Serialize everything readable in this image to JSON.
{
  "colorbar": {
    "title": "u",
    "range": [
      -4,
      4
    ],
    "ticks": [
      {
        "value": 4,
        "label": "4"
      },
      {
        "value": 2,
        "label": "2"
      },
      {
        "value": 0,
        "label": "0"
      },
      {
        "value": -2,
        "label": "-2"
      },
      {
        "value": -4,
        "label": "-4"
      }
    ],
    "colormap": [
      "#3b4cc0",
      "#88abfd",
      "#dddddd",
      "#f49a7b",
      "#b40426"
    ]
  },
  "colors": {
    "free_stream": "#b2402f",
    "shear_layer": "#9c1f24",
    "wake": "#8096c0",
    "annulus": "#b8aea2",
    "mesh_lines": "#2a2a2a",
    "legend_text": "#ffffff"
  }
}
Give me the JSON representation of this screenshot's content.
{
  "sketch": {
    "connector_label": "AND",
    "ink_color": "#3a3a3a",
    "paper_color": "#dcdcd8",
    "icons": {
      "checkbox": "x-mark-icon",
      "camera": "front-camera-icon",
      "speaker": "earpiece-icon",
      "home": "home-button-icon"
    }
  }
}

-=-=-=-=-

◆ **Exercise objective**
Return all of the entries exactly as written.

◆ **Final answer**
Serialize everything readable in this image to JSON.
{
  "colorbar": {
    "title": "u",
    "range": [
      -4,
      4
    ],
    "ticks": [
      {
        "value": 4,
        "label": "4"
      },
      {
        "value": 2,
        "label": "2"
      },
      {
        "value": 0,
        "label": "0"
      },
      {
        "value": -2,
        "label": "-2"
      },
      {
        "value": -4,
        "label": "-4"
      }
    ],
    "colormap": [
      "#3b4cc0",
      "#88abfd",
      "#dddddd",
      "#f49a7b",
      "#b40426"
    ]
  },
  "colors": {
    "free_stream": "#b2402f",
    "shear_layer": "#9c1f24",
    "wake": "#8096c0",
    "annulus": "#b8aea2",
    "mesh_lines": "#2a2a2a",
    "legend_text": "#ffffff"
  }
}
Give me the JSON representation of this screenshot's content.
{
  "sketch": {
    "connector_label": "AND",
    "ink_color": "#3a3a3a",
    "paper_color": "#dcdcd8",
    "icons": {
      "checkbox": "x-mark-icon",
      "camera": "front-camera-icon",
      "speaker": "earpiece-icon",
      "home": "home-button-icon"
    }
  }
}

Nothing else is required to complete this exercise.